THE PROBLEM:
Give back the full listing verbatim, apart from its images.

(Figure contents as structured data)
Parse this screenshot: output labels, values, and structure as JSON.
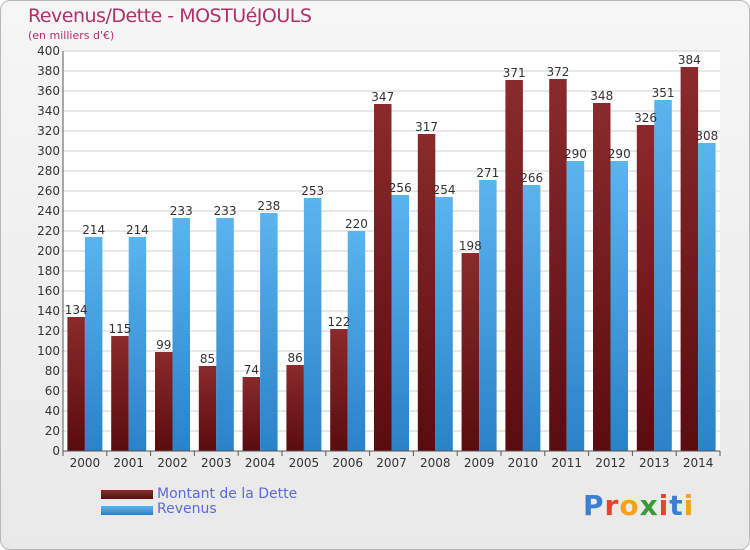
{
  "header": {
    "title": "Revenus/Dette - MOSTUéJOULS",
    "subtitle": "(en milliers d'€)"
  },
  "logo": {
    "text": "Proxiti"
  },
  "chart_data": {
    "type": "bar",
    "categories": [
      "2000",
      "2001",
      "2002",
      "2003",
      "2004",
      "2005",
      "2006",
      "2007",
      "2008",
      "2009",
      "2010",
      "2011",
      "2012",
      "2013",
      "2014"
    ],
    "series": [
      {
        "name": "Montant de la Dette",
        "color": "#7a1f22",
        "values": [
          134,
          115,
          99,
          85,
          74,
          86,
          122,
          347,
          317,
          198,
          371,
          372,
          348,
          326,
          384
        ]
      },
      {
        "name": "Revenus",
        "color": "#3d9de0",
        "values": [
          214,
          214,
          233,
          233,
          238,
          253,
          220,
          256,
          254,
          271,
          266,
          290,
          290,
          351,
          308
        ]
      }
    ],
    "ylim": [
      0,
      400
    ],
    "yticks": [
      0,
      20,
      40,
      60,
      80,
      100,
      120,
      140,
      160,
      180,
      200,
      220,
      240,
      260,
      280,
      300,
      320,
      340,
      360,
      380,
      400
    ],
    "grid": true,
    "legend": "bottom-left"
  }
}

SOLUTION FOR THIS EXERCISE:
Parse this screenshot: output labels, values, and structure as JSON.
{
  "header": {
    "title": "Revenus/Dette - MOSTUéJOULS",
    "subtitle": "(en milliers d'€)"
  },
  "logo": {
    "text": "Proxiti"
  },
  "chart_data": {
    "type": "bar",
    "categories": [
      "2000",
      "2001",
      "2002",
      "2003",
      "2004",
      "2005",
      "2006",
      "2007",
      "2008",
      "2009",
      "2010",
      "2011",
      "2012",
      "2013",
      "2014"
    ],
    "series": [
      {
        "name": "Montant de la Dette",
        "color": "#7a1f22",
        "values": [
          134,
          115,
          99,
          85,
          74,
          86,
          122,
          347,
          317,
          198,
          371,
          372,
          348,
          326,
          384
        ]
      },
      {
        "name": "Revenus",
        "color": "#3d9de0",
        "values": [
          214,
          214,
          233,
          233,
          238,
          253,
          220,
          256,
          254,
          271,
          266,
          290,
          290,
          351,
          308
        ]
      }
    ],
    "ylim": [
      0,
      400
    ],
    "yticks": [
      0,
      20,
      40,
      60,
      80,
      100,
      120,
      140,
      160,
      180,
      200,
      220,
      240,
      260,
      280,
      300,
      320,
      340,
      360,
      380,
      400
    ],
    "grid": true,
    "legend": "bottom-left"
  }
}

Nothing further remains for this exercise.